[[ DATA SUPPLIED open ]]

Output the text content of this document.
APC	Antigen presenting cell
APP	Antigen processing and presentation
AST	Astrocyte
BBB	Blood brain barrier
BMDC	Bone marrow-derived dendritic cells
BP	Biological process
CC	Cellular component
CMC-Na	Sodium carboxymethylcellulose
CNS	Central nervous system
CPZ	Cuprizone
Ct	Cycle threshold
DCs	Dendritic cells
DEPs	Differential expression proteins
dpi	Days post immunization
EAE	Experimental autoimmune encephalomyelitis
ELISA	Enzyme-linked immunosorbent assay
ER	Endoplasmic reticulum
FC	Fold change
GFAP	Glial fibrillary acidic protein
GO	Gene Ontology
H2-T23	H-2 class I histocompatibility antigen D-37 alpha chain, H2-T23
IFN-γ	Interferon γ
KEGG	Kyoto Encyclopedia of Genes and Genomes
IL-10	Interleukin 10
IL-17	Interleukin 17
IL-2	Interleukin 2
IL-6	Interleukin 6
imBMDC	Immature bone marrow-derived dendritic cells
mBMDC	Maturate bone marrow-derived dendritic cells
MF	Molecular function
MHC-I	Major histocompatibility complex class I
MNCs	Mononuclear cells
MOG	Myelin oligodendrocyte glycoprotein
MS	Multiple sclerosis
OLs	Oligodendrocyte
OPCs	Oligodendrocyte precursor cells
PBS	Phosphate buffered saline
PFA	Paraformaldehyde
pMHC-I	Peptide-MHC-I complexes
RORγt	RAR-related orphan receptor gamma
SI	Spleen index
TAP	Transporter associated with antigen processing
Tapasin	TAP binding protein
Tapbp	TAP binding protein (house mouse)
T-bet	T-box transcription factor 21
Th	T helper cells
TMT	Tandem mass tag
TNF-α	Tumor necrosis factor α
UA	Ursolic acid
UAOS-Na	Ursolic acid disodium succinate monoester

[[ DATA SUPPLIED closed ]]

## HOW TO COMPLETE THIS TASK
If a line of the data above holds the string "binding", count it, then state only the total.

## ANSWER SECTION
2